GOAL> Make an exact transcription of the material, leaving out all images.

EXCERPTED RECORDS>
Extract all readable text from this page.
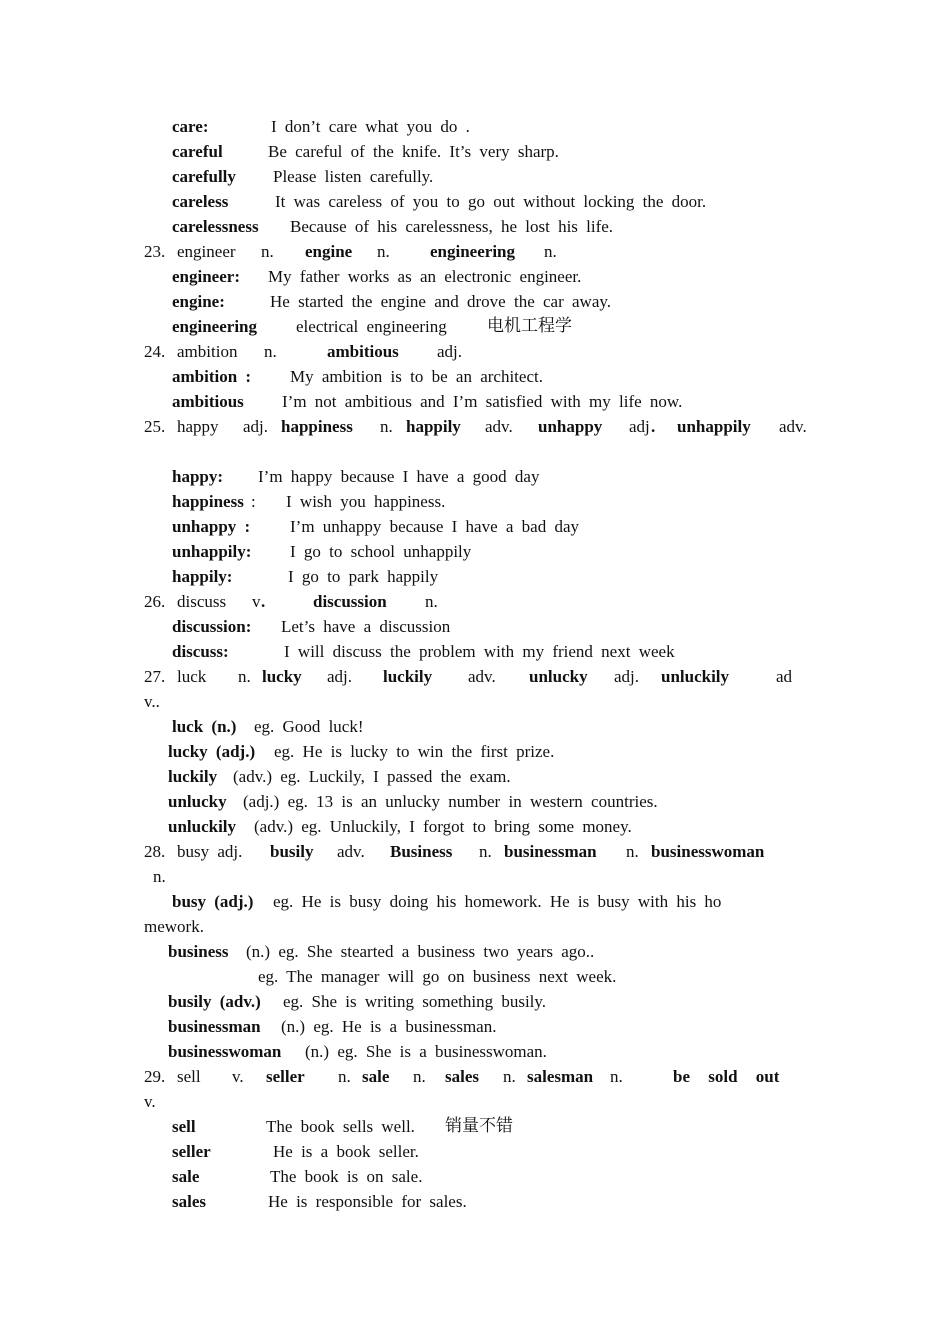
care:	I don’t care what you do .
careful	Be careful of the knife. It’s very sharp.
carefully Please listen carefully.
careless	It was careless of you to go out without locking the door.
carelessness Because of his carelessness, he lost his life.
23. engineer n. engine n. engineering n.
engineer: My father works as an electronic engineer.
engine:	He started the engine and drove the car away.
engineering electrical engineering 电机工程学
24. ambition n.	ambitious adj.
ambition : My ambition is to be an architect.
ambitious I’m not ambitious and I’m satisfied with my life now.
25. happy adj. happiness n. happily adv. unhappy adj . unhappily adv.
happy: I’m happy because I have a good day
happiness : I wish you happiness.
unhappy : I’m unhappy because I have a bad day
unhappily: I go to school unhappily
happily:	I go to park happily
26. discuss v .	discussion n.
discussion: Let’s have a discussion
discuss:	I will discuss the problem with my friend next week
27. luck n. lucky adj. luckily adv. unlucky adj. unluckily	ad
v..
luck (n.) eg. Good luck!
lucky (adj.) eg. He is lucky to win the first prize.
luckily (adv.) eg. Luckily, I passed the exam.
unlucky (adj.) eg. 13 is an unlucky number in western countries.
unluckily (adv.) eg. Unluckily, I forgot to bring some money.
28. busy adj. busily adv. Business n. businessman n. businesswoman
n.
busy (adj.) eg. He is busy doing his homework. He is busy with his ho
mework.
business (n.) eg. She stearted a business two years ago..
eg. The manager will go on business next week.
busily (adv.) eg. She is writing something busily.
businessman (n.) eg. He is a businessman.
businesswoman (n.) eg. She is a businesswoman.
29. sell v. seller n. sale n. sales n. salesman n.	be sold out
v.
sell	The book sells well. 销量不错
seller	He is a book seller.
sale	The book is on sale.
sales	He is responsible for sales.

THE OUTPUT>
Extract all readable text from this page.
care:	I don’t care what you do .
careful	Be careful of the knife. It’s very sharp.
carefully Please listen carefully.
careless	It was careless of you to go out without locking the door.
carelessness Because of his carelessness, he lost his life.
23. engineer n. engine n. engineering n.
engineer: My father works as an electronic engineer.
engine:	He started the engine and drove the car away.
engineering electrical engineering 电机工程学
24. ambition n.	ambitious adj.
ambition : My ambition is to be an architect.
ambitious I’m not ambitious and I’m satisfied with my life now.
25. happy adj. happiness n. happily adv. unhappy adj . unhappily adv.
happy: I’m happy because I have a good day
happiness : I wish you happiness.
unhappy : I’m unhappy because I have a bad day
unhappily: I go to school unhappily
happily:	I go to park happily
26. discuss v .	discussion n.
discussion: Let’s have a discussion
discuss:	I will discuss the problem with my friend next week
27. luck n. lucky adj. luckily adv. unlucky adj. unluckily	ad
v..
luck (n.) eg. Good luck!
lucky (adj.) eg. He is lucky to win the first prize.
luckily (adv.) eg. Luckily, I passed the exam.
unlucky (adj.) eg. 13 is an unlucky number in western countries.
unluckily (adv.) eg. Unluckily, I forgot to bring some money.
28. busy adj. busily adv. Business n. businessman n. businesswoman
n.
busy (adj.) eg. He is busy doing his homework. He is busy with his ho
mework.
business (n.) eg. She stearted a business two years ago..
eg. The manager will go on business next week.
busily (adv.) eg. She is writing something busily.
businessman (n.) eg. He is a businessman.
businesswoman (n.) eg. She is a businesswoman.
29. sell v. seller n. sale n. sales n. salesman n.	be sold out
v.
sell	The book sells well. 销量不错
seller	He is a book seller.
sale	The book is on sale.
sales	He is responsible for sales.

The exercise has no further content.